PROBLEM TO SOLVE — Compute the number of lines that include the string "name", then output that number and nothing else.

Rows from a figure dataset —
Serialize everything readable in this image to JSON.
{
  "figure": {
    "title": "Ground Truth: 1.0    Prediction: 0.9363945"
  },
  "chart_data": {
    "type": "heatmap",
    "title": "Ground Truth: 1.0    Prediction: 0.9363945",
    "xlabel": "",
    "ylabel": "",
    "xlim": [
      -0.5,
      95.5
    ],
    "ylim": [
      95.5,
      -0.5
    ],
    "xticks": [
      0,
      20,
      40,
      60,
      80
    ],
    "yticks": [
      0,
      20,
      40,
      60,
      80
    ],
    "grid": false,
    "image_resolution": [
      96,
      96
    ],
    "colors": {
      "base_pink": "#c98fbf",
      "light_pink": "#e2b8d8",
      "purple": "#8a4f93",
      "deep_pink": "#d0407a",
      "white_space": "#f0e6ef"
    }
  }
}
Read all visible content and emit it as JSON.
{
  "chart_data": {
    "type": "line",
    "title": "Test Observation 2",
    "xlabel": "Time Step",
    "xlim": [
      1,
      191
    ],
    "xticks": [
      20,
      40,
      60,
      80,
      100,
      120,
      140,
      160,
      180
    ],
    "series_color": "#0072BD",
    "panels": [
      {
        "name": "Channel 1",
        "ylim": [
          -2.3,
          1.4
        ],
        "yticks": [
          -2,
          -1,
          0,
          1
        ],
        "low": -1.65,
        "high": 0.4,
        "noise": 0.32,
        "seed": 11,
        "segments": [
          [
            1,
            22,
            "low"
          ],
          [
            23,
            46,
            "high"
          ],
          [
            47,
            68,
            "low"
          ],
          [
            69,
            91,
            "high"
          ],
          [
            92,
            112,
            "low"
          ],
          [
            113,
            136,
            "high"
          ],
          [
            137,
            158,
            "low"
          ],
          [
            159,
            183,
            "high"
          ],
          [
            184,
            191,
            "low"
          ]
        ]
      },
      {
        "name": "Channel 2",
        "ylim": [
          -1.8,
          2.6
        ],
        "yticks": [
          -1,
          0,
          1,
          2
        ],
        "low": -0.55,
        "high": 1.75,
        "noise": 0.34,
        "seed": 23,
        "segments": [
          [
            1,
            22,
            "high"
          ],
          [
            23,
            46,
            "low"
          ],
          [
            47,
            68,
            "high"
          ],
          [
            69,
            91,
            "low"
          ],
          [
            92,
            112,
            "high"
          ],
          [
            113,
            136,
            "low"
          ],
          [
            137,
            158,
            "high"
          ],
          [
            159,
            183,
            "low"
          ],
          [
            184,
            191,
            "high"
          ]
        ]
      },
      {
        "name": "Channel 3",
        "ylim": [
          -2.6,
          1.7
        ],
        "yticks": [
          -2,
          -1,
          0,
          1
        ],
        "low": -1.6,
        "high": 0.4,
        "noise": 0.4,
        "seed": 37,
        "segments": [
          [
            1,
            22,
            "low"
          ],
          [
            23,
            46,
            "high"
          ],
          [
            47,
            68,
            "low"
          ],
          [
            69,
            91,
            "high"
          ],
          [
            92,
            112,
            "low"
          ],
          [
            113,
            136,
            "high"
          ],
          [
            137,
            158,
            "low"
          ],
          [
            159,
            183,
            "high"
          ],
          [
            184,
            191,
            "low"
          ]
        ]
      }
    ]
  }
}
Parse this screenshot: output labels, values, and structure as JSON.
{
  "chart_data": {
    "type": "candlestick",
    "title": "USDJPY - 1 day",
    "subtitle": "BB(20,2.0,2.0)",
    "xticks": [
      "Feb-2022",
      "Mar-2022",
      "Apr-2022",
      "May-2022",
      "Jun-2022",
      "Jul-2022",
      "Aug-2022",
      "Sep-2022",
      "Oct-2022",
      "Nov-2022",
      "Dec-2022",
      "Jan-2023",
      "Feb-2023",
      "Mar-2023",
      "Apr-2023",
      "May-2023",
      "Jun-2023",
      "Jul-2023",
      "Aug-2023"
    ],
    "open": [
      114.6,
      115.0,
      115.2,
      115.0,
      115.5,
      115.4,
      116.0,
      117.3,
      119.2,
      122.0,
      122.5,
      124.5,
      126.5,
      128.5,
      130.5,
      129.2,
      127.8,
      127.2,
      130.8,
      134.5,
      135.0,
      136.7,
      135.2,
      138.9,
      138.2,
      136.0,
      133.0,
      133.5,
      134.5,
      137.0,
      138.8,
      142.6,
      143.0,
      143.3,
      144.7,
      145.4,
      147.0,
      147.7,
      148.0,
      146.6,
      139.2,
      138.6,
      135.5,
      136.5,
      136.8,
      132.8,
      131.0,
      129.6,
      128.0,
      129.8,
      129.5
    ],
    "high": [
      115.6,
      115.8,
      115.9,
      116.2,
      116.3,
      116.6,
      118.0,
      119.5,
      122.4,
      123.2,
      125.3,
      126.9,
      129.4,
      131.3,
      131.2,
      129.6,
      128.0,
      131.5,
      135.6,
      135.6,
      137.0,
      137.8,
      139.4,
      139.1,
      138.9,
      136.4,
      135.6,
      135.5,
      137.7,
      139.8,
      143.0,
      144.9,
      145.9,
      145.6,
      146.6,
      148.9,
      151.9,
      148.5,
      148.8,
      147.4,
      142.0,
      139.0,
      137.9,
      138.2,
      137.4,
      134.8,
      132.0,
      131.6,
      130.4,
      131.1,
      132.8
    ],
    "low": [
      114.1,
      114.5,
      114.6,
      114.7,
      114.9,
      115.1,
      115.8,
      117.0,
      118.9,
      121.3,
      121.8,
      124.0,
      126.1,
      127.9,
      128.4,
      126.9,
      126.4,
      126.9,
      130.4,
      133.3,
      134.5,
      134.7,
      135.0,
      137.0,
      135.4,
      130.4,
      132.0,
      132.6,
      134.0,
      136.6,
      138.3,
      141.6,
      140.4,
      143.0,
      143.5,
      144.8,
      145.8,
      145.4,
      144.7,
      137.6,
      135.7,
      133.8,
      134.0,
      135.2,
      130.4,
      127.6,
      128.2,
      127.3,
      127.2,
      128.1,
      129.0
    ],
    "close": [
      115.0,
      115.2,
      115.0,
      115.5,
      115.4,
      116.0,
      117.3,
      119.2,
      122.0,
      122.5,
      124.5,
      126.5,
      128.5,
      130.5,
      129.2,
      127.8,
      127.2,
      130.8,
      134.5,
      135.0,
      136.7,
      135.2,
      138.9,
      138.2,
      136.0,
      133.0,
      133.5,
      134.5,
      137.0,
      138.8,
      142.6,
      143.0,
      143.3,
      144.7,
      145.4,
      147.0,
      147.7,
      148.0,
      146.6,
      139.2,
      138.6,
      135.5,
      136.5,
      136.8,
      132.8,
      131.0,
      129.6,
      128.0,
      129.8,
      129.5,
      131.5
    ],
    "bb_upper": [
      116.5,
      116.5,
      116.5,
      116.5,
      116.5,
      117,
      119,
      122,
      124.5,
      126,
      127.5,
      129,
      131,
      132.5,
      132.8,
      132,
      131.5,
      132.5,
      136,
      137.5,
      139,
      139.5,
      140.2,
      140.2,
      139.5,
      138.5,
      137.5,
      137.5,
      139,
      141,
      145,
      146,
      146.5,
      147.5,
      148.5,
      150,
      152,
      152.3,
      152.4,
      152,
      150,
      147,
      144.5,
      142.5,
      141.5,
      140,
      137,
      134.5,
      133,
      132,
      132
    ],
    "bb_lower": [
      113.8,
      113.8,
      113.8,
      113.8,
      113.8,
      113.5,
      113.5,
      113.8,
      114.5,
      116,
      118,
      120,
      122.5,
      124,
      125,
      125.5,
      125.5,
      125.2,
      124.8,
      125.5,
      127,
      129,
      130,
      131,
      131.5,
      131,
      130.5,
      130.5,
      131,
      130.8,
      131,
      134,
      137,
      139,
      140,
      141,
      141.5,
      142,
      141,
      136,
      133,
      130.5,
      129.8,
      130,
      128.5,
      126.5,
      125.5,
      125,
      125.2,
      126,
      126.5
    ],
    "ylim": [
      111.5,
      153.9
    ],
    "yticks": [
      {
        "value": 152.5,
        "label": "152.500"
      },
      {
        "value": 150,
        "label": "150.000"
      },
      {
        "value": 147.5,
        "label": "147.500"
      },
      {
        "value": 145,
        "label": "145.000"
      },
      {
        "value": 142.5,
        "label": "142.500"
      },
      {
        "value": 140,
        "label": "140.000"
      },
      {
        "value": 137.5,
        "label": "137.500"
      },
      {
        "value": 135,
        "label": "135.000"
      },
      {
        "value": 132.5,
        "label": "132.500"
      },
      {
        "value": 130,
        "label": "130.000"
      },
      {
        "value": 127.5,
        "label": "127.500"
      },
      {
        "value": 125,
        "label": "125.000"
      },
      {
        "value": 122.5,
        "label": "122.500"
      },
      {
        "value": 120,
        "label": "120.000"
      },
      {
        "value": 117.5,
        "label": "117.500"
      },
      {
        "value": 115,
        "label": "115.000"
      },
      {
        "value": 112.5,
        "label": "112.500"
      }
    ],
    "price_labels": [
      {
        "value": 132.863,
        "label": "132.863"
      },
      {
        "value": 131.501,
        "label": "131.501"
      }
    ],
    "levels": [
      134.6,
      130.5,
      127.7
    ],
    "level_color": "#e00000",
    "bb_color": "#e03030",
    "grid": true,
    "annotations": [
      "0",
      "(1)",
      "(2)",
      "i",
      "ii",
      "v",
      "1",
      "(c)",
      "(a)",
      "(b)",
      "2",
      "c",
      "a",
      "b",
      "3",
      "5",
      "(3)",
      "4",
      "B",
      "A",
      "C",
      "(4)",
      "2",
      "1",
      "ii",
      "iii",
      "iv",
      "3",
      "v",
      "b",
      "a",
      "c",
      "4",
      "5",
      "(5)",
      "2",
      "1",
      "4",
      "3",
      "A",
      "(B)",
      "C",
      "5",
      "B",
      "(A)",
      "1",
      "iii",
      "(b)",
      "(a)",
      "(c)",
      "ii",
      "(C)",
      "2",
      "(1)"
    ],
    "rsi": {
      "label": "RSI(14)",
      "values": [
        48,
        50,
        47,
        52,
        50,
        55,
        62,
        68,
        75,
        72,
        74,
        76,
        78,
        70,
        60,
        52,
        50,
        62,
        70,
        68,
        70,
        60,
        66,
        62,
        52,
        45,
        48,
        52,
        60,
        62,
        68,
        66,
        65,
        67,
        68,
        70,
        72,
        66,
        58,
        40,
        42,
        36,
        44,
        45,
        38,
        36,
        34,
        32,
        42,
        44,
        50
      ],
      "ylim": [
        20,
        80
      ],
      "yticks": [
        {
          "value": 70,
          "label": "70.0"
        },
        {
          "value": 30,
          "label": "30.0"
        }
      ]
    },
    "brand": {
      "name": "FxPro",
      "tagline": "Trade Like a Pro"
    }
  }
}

EXERCISE OUTPUT — 4